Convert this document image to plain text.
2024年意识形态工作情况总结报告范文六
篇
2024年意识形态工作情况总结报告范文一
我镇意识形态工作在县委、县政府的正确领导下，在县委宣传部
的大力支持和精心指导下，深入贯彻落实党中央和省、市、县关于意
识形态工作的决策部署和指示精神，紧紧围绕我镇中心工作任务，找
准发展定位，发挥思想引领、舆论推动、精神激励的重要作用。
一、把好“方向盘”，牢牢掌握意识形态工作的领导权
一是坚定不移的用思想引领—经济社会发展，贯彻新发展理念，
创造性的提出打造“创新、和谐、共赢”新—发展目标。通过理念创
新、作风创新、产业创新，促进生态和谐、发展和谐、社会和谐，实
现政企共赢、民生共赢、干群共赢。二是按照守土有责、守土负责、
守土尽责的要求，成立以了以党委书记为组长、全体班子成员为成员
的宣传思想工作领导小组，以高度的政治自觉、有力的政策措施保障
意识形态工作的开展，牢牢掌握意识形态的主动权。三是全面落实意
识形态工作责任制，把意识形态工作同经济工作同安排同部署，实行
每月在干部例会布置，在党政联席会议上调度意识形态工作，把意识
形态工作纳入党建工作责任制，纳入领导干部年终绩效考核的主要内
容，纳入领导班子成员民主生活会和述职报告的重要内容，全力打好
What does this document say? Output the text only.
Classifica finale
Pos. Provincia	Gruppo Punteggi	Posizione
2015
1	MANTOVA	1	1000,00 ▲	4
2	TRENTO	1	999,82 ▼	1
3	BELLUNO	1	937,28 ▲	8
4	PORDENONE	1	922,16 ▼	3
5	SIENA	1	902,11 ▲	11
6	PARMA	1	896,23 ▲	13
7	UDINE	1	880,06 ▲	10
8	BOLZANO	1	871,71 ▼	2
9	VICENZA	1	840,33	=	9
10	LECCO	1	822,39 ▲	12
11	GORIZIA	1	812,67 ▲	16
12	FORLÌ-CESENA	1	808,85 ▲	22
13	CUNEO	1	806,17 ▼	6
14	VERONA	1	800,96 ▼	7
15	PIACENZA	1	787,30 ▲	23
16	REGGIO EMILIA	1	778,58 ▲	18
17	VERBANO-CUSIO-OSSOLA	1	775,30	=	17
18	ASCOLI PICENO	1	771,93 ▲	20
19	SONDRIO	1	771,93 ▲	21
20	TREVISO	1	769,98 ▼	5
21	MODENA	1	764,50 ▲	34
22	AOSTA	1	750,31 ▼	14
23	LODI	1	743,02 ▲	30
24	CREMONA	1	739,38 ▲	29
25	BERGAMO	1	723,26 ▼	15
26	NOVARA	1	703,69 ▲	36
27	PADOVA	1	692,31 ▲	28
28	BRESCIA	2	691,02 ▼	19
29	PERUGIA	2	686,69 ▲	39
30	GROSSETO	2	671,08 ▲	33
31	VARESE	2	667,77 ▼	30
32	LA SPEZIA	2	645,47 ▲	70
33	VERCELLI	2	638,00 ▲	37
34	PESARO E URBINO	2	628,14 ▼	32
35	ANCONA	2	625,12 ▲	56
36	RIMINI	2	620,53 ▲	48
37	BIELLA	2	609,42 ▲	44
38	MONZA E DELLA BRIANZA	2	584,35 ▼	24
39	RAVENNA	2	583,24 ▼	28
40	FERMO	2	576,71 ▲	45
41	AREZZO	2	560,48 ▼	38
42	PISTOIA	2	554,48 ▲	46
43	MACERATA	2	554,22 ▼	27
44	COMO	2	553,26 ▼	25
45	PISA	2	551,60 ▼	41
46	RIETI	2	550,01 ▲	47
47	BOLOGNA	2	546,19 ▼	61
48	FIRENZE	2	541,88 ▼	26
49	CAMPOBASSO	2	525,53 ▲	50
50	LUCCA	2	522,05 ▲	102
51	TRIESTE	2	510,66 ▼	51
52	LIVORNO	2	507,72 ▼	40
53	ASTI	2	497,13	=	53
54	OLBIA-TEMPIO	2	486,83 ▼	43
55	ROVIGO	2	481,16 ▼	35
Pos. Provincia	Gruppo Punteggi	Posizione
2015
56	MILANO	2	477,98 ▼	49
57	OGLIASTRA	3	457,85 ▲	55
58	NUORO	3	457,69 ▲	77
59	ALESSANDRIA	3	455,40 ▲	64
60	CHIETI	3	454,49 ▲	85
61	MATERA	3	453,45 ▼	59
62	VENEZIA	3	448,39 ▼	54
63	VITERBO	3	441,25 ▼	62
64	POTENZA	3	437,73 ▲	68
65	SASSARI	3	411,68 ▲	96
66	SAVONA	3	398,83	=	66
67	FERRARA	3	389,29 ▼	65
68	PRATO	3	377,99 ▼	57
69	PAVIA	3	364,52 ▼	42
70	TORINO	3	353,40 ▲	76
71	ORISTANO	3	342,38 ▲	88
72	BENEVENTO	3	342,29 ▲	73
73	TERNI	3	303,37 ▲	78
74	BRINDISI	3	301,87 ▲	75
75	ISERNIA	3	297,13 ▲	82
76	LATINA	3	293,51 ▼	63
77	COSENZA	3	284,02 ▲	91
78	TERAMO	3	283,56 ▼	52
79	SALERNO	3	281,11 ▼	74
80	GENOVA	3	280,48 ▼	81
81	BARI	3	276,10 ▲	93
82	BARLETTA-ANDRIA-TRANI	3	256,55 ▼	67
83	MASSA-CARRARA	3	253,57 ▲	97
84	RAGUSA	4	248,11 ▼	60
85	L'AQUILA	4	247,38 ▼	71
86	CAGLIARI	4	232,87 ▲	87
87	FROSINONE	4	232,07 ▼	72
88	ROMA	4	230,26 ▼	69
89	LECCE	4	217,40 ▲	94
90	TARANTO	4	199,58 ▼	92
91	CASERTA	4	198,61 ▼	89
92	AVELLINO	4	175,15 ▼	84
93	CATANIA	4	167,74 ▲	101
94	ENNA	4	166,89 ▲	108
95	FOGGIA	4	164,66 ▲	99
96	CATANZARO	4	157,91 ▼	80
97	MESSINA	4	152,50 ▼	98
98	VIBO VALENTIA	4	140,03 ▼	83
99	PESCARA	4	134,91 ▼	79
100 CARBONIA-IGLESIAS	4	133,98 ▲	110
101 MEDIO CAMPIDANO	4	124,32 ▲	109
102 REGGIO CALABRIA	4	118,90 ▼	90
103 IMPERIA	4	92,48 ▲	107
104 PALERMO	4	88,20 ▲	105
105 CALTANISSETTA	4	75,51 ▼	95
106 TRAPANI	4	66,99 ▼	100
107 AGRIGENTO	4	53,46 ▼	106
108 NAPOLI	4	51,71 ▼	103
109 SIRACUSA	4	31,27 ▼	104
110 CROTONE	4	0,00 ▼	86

▶ **Prompt**: Extract lines where the string "this" occurs.

▶ **Written solution**:
Convert this document image to plain text.
What does this document say? Output the text only.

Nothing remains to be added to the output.